▶ _GIVEN DATA_
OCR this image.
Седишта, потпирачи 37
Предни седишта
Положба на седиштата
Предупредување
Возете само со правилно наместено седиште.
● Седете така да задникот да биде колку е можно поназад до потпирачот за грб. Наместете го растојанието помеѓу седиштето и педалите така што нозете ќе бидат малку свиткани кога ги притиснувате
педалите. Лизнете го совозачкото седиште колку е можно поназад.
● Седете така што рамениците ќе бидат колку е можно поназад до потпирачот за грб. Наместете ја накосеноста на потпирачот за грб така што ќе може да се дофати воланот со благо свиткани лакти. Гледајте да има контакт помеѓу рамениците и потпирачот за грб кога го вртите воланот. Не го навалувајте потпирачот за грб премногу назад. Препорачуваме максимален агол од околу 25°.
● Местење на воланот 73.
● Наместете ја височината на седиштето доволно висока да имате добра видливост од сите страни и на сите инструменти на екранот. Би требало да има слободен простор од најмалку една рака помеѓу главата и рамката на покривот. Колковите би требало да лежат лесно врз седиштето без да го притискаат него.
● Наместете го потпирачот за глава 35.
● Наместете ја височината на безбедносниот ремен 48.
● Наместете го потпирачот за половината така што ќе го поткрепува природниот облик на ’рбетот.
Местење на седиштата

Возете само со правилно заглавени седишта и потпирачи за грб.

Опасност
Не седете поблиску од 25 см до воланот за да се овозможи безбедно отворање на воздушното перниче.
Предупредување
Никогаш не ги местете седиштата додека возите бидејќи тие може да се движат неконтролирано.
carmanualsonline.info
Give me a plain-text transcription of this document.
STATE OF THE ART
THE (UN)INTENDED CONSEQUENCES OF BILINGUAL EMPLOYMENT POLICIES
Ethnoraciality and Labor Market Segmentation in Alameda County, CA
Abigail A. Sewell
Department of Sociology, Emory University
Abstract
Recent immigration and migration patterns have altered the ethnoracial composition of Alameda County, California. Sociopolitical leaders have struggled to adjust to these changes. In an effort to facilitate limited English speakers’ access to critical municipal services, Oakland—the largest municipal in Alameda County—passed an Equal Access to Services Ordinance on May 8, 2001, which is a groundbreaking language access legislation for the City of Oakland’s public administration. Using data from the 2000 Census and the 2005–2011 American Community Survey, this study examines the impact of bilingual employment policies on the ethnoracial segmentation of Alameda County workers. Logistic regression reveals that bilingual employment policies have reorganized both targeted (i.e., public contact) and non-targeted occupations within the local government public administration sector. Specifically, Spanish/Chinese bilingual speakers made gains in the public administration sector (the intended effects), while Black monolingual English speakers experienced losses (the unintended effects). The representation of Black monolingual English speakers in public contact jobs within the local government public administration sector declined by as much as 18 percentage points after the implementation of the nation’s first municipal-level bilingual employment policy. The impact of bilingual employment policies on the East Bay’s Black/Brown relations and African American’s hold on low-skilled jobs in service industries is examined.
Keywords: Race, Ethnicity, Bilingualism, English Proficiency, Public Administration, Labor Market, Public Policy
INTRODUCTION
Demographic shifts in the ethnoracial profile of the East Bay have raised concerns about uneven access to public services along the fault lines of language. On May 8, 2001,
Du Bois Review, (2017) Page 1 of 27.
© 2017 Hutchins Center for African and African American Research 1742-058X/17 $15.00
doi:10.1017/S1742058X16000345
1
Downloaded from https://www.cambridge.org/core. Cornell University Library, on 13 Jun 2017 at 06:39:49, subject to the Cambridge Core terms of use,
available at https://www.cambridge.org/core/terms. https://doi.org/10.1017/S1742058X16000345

▶ _DESCRIPTION OF THE TASK_
Without leaving anything out, give the entries again exactly.

▶ _RESULT_
OCR this image.
Седишта, потпирачи 37
Предни седишта
Положба на седиштата
Предупредување
Возете само со правилно наместено седиште.
● Седете така да задникот да биде колку е можно поназад до потпирачот за грб. Наместете го растојанието помеѓу седиштето и педалите така што нозете ќе бидат малку свиткани кога ги притиснувате
педалите. Лизнете го совозачкото седиште колку е можно поназад.
● Седете така што рамениците ќе бидат колку е можно поназад до потпирачот за грб. Наместете ја накосеноста на потпирачот за грб така што ќе може да се дофати воланот со благо свиткани лакти. Гледајте да има контакт помеѓу рамениците и потпирачот за грб кога го вртите воланот. Не го навалувајте потпирачот за грб премногу назад. Препорачуваме максимален агол од околу 25°.
● Местење на воланот 73.
● Наместете ја височината на седиштето доволно висока да имате добра видливост од сите страни и на сите инструменти на екранот. Би требало да има слободен простор од најмалку една рака помеѓу главата и рамката на покривот. Колковите би требало да лежат лесно врз седиштето без да го притискаат него.
● Наместете го потпирачот за глава 35.
● Наместете ја височината на безбедносниот ремен 48.
● Наместете го потпирачот за половината така што ќе го поткрепува природниот облик на ’рбетот.
Местење на седиштата

Возете само со правилно заглавени седишта и потпирачи за грб.

Опасност
Не седете поблиску од 25 см до воланот за да се овозможи безбедно отворање на воздушното перниче.
Предупредување
Никогаш не ги местете седиштата додека возите бидејќи тие може да се движат неконтролирано.
carmanualsonline.info
Give me a plain-text transcription of this document.
STATE OF THE ART
THE (UN)INTENDED CONSEQUENCES OF BILINGUAL EMPLOYMENT POLICIES
Ethnoraciality and Labor Market Segmentation in Alameda County, CA
Abigail A. Sewell
Department of Sociology, Emory University
Abstract
Recent immigration and migration patterns have altered the ethnoracial composition of Alameda County, California. Sociopolitical leaders have struggled to adjust to these changes. In an effort to facilitate limited English speakers’ access to critical municipal services, Oakland—the largest municipal in Alameda County—passed an Equal Access to Services Ordinance on May 8, 2001, which is a groundbreaking language access legislation for the City of Oakland’s public administration. Using data from the 2000 Census and the 2005–2011 American Community Survey, this study examines the impact of bilingual employment policies on the ethnoracial segmentation of Alameda County workers. Logistic regression reveals that bilingual employment policies have reorganized both targeted (i.e., public contact) and non-targeted occupations within the local government public administration sector. Specifically, Spanish/Chinese bilingual speakers made gains in the public administration sector (the intended effects), while Black monolingual English speakers experienced losses (the unintended effects). The representation of Black monolingual English speakers in public contact jobs within the local government public administration sector declined by as much as 18 percentage points after the implementation of the nation’s first municipal-level bilingual employment policy. The impact of bilingual employment policies on the East Bay’s Black/Brown relations and African American’s hold on low-skilled jobs in service industries is examined.
Keywords: Race, Ethnicity, Bilingualism, English Proficiency, Public Administration, Labor Market, Public Policy
INTRODUCTION
Demographic shifts in the ethnoracial profile of the East Bay have raised concerns about uneven access to public services along the fault lines of language. On May 8, 2001,
Du Bois Review, (2017) Page 1 of 27.
© 2017 Hutchins Center for African and African American Research 1742-058X/17 $15.00
doi:10.1017/S1742058X16000345
1
Downloaded from https://www.cambridge.org/core. Cornell University Library, on 13 Jun 2017 at 06:39:49, subject to the Cambridge Core terms of use,
available at https://www.cambridge.org/core/terms. https://doi.org/10.1017/S1742058X16000345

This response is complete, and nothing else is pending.